Only the lines holding the string "high" are needed; copy each of them from the data.

======

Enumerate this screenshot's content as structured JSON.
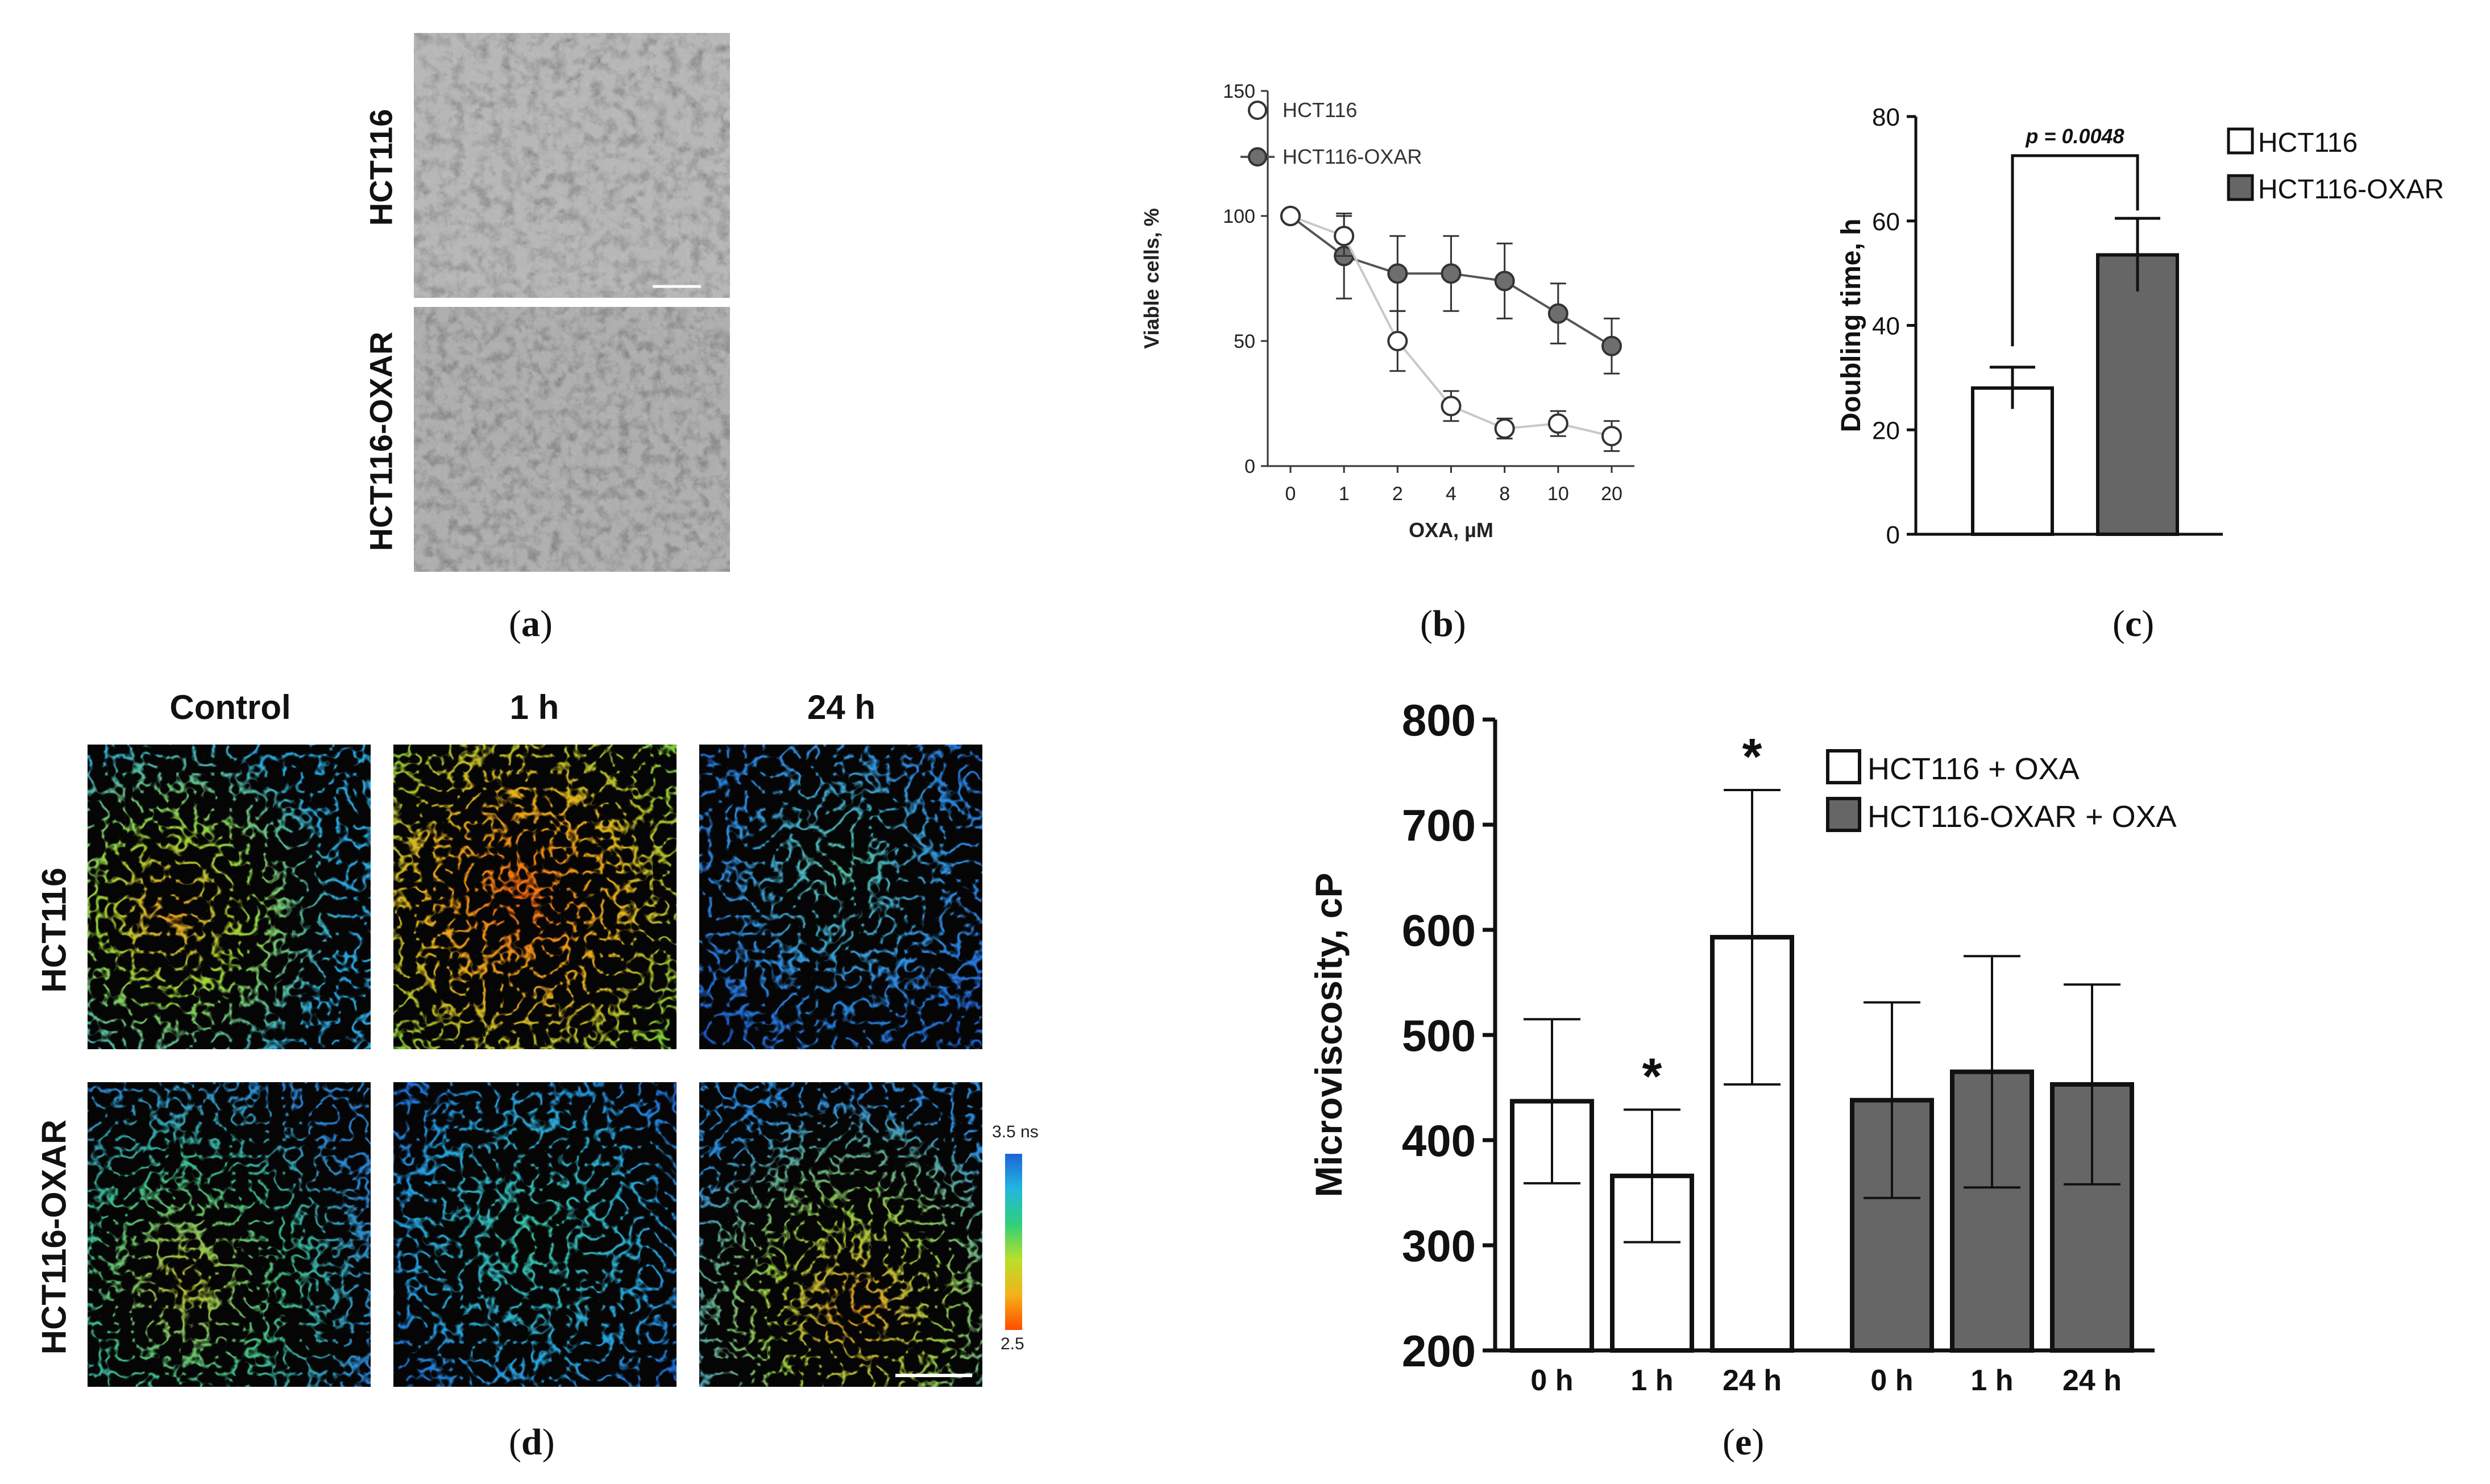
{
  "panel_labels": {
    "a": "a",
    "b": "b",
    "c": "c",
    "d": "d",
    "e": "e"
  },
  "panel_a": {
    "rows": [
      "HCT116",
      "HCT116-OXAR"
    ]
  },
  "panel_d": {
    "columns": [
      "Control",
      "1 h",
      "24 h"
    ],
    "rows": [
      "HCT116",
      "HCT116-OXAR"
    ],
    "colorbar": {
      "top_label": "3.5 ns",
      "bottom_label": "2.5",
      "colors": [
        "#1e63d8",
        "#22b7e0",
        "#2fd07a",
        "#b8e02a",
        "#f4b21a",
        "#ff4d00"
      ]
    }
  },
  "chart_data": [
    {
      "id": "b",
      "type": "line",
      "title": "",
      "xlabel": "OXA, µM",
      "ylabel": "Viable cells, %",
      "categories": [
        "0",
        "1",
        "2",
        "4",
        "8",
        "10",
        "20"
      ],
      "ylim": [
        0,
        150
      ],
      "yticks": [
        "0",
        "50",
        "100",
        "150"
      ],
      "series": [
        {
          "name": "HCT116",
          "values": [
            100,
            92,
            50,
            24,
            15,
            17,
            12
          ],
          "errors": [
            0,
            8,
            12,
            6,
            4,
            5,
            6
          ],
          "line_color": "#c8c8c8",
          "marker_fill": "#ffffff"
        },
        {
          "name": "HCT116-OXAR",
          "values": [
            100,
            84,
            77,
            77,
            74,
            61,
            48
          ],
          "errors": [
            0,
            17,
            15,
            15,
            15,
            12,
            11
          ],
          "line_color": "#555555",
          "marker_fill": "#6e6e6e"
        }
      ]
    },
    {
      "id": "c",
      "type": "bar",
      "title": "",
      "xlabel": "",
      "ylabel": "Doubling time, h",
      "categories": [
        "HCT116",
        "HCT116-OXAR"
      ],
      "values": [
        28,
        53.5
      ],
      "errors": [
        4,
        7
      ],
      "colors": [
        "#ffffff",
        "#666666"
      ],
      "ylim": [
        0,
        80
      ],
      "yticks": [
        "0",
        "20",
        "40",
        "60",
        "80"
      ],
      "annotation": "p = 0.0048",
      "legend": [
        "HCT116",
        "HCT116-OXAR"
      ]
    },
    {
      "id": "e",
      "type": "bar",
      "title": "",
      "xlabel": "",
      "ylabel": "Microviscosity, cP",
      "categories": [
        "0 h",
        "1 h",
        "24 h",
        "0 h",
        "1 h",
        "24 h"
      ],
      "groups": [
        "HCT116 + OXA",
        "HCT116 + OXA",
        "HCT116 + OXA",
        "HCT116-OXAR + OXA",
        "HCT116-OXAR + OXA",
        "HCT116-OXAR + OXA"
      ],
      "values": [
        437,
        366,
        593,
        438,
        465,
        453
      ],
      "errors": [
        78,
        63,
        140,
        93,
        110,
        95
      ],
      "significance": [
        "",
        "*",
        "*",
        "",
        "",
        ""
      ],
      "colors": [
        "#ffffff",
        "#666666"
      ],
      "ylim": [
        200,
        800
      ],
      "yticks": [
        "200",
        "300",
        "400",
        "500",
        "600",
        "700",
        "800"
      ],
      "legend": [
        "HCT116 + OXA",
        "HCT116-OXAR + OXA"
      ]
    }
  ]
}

======

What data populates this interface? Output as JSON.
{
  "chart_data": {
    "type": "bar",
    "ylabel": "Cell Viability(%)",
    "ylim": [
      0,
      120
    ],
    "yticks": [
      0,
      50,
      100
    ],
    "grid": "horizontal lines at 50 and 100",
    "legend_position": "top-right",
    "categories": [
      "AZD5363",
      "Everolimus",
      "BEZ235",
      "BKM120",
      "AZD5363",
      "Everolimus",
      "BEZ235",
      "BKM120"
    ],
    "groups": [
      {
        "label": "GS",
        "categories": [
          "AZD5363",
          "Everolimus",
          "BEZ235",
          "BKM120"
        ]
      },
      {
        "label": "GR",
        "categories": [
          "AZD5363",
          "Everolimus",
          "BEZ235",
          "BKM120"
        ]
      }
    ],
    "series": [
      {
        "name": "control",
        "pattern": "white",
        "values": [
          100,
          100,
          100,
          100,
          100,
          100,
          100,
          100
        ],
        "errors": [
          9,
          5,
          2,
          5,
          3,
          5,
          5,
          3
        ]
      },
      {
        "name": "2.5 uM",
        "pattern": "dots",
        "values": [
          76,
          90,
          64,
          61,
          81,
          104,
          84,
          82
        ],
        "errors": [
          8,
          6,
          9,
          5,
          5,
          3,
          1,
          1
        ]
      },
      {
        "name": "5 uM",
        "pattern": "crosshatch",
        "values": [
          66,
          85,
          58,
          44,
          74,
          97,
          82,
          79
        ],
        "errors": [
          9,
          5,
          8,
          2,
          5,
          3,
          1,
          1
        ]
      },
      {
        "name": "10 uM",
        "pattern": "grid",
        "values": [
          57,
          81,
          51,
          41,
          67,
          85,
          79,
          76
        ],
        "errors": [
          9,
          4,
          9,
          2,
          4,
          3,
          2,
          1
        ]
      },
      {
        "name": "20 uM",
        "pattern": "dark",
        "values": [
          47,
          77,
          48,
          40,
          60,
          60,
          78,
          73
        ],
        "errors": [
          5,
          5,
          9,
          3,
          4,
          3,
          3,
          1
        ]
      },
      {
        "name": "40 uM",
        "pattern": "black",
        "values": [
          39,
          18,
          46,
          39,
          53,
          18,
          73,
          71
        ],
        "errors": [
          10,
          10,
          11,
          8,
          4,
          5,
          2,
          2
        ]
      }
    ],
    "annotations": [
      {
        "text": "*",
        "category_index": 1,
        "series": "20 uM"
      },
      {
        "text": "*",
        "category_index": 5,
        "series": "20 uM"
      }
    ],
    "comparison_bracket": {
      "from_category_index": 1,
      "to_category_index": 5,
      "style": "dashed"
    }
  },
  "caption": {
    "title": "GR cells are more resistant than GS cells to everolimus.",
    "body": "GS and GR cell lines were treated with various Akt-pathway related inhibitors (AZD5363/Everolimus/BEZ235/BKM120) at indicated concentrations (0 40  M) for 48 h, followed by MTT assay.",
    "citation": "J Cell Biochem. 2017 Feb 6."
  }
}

======

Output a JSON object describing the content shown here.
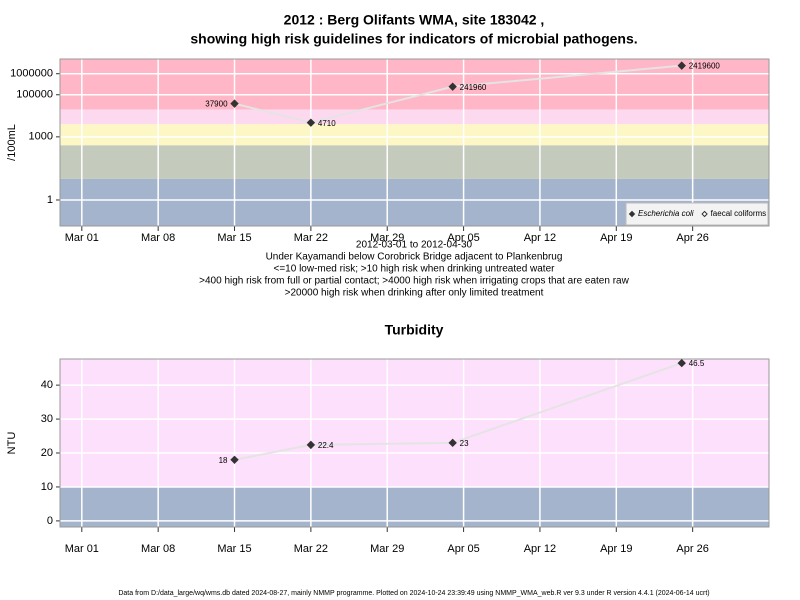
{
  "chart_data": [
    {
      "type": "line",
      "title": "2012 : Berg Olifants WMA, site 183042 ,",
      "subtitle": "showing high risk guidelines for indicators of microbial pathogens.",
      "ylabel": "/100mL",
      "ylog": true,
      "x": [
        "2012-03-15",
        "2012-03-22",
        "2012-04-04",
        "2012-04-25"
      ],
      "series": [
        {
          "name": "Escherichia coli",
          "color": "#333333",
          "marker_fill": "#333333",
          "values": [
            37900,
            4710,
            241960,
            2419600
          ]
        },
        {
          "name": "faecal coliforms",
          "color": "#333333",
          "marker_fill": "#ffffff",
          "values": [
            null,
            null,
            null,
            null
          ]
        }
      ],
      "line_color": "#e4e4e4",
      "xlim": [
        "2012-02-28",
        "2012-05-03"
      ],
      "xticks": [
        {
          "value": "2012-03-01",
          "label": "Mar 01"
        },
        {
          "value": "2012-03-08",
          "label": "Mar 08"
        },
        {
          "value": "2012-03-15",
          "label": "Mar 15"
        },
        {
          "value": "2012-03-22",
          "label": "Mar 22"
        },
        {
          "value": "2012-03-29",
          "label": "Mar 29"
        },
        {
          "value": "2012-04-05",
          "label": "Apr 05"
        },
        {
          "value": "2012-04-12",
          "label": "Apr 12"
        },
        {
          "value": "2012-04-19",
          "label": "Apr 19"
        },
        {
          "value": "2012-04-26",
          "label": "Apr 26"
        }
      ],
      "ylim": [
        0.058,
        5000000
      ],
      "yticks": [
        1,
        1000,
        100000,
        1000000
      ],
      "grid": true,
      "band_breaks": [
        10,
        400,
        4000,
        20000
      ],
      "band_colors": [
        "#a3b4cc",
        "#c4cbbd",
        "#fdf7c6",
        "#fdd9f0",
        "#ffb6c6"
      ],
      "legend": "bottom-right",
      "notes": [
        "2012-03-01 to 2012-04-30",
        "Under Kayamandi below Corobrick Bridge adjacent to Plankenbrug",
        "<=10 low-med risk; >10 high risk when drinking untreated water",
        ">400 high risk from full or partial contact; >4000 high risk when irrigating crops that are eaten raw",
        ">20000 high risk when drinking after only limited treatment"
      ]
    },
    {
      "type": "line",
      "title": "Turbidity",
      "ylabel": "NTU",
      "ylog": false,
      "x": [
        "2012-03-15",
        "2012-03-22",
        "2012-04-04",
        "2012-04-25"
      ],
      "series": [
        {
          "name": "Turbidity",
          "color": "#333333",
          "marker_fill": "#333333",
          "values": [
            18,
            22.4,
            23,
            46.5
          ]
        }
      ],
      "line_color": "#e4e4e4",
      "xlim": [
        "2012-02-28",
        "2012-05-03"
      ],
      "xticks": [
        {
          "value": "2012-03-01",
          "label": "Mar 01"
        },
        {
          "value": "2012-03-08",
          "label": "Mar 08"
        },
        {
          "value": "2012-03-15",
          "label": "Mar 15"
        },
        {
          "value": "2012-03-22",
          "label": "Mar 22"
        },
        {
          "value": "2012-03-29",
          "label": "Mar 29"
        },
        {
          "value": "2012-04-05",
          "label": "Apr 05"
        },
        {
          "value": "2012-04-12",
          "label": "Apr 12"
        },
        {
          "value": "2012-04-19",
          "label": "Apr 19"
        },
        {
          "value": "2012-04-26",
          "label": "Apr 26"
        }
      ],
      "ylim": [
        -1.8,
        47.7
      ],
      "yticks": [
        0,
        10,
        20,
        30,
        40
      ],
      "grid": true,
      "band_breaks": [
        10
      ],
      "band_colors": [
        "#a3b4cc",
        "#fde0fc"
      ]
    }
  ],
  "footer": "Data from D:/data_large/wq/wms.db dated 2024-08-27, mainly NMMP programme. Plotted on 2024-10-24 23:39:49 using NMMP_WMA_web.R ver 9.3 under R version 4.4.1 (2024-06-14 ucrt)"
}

======

Answer to the exercise:
      "subtitle": "showing high risk guidelines for indicators of microbial pathogens.",
        "<=10 low-med risk; >10 high risk when drinking untreated water",
        ">400 high risk from full or partial contact; >4000 high risk when irrigating crops that are eaten raw",
        ">20000 high risk when drinking after only limited treatment"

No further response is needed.